-- start of DATA FOR THIS TASK --

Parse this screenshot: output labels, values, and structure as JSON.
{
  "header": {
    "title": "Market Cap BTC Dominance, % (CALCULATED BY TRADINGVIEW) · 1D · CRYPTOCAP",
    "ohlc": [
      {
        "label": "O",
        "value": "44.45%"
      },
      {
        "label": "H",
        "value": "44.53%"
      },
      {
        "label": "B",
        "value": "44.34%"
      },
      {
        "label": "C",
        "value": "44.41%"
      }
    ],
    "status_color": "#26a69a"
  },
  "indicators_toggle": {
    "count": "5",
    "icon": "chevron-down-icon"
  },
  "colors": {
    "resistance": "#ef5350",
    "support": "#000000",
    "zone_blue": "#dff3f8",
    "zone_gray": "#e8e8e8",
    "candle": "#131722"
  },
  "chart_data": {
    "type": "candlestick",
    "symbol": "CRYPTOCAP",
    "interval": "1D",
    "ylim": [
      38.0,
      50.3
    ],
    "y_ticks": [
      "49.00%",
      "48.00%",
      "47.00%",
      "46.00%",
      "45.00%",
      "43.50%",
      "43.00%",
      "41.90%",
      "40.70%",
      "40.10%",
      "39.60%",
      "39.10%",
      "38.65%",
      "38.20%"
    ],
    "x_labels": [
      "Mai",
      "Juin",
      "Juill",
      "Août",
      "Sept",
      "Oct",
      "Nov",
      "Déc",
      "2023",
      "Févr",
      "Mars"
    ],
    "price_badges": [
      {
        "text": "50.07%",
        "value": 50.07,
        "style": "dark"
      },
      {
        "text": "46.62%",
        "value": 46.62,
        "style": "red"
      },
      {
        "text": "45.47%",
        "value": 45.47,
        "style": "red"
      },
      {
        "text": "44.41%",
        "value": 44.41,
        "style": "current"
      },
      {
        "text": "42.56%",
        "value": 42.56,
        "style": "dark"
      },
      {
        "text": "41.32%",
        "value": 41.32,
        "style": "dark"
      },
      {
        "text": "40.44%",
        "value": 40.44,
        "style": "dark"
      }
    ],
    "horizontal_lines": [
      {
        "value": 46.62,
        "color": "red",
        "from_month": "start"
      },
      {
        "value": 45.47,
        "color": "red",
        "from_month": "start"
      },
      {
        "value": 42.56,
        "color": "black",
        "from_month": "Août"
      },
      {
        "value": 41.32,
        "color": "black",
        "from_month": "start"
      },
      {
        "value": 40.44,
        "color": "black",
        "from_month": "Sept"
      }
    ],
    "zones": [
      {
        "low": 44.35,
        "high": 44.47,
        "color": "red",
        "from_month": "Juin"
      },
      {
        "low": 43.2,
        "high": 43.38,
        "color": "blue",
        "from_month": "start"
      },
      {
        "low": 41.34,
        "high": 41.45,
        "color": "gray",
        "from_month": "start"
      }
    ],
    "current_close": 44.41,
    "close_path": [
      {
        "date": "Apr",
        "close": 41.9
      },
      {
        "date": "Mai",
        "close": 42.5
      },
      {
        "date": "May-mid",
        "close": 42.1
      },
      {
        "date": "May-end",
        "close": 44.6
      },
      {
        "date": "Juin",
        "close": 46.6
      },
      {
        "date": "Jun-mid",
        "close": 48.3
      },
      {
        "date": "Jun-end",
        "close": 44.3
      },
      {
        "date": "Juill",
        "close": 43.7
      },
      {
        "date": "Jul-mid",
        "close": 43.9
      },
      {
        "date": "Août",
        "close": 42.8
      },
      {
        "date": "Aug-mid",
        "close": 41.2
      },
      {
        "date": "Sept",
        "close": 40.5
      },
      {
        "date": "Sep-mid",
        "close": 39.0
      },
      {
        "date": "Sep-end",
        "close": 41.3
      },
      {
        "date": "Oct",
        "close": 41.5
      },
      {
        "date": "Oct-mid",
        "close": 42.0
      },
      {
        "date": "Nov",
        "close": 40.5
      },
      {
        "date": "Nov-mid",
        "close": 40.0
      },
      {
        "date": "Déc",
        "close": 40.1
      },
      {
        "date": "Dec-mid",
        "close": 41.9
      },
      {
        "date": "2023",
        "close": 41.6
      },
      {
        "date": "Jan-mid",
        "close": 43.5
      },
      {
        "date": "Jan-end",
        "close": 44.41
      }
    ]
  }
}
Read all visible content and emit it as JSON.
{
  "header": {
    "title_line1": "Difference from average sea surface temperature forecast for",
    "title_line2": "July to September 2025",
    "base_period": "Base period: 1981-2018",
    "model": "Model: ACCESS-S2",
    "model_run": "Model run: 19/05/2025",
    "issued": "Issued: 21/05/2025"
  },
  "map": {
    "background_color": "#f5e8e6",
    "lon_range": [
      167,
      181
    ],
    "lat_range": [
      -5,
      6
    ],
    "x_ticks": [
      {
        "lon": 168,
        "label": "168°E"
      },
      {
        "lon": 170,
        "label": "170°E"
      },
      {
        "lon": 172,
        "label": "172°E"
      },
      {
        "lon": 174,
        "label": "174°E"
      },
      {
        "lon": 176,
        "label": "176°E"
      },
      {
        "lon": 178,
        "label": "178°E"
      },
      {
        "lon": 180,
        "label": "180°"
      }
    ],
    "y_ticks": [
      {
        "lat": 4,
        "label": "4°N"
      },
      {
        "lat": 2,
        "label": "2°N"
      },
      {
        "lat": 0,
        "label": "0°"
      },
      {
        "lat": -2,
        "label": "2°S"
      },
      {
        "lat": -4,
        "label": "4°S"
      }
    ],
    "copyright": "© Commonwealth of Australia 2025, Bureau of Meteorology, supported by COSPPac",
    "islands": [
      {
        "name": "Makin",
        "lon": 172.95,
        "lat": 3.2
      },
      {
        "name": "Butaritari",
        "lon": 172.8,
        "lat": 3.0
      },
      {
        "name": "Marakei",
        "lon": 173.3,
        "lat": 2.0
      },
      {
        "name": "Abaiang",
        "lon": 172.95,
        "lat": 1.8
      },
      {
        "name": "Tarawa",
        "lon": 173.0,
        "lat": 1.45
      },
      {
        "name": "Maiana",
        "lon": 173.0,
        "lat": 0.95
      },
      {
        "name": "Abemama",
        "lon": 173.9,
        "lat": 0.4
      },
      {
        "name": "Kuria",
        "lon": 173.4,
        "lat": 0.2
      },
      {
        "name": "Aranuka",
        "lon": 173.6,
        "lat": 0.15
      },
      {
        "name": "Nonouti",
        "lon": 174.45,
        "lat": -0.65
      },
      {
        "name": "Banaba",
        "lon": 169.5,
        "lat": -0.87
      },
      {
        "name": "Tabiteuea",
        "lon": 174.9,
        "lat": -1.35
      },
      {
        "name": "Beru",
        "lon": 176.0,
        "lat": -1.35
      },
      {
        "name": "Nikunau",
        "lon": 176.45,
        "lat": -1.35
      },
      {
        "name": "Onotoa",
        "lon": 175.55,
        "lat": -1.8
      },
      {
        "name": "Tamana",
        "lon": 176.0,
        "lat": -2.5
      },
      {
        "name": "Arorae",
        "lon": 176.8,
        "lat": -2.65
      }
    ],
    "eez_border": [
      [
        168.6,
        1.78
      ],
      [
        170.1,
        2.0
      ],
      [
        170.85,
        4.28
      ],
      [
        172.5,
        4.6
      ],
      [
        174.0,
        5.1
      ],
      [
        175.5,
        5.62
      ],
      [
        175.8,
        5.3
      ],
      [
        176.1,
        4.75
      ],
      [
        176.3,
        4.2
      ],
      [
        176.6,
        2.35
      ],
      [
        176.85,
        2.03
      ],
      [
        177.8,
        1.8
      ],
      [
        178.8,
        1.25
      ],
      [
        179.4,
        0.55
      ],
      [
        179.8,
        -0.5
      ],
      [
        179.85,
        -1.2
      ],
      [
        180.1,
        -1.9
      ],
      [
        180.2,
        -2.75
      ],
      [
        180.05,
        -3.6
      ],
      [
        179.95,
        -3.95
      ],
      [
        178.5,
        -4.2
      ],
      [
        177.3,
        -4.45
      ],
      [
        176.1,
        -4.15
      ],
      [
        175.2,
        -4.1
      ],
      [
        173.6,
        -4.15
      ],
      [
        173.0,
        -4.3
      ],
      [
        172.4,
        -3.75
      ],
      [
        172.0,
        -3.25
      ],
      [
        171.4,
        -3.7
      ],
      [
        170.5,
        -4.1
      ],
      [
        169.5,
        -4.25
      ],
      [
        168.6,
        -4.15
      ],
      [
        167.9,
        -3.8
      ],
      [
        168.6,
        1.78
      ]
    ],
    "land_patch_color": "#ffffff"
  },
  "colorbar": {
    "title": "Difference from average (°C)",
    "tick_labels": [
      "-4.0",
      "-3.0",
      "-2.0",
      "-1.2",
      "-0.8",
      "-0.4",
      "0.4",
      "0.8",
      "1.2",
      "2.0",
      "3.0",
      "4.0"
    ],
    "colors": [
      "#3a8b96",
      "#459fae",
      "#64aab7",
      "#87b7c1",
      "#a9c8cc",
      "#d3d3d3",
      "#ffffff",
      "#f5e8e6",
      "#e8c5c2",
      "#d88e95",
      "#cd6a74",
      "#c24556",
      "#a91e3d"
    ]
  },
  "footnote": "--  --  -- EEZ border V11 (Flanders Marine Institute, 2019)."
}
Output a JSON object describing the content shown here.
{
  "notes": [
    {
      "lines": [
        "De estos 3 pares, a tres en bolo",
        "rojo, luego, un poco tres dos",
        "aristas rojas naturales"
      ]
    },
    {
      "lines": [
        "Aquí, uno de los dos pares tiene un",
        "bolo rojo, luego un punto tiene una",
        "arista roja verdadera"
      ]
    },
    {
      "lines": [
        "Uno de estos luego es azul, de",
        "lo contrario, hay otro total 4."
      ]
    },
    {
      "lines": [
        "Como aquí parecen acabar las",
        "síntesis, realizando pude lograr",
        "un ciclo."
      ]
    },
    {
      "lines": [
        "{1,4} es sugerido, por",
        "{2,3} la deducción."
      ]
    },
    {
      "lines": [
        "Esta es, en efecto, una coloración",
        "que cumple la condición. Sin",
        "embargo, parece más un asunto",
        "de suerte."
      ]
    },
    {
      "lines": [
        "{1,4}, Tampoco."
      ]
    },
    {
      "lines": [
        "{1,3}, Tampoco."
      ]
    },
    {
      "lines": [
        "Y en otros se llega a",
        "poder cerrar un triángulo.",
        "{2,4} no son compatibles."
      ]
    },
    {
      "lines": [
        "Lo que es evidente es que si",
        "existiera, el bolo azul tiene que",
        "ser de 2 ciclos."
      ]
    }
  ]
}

-- end of DATA FOR THIS TASK --

◆ WHAT THIS TASK INVOLVES ◆
Above are the entries; count how many of their lines contain the word "azul" and give only that number.

◆ OUTPUT OF THE TASK ◆
2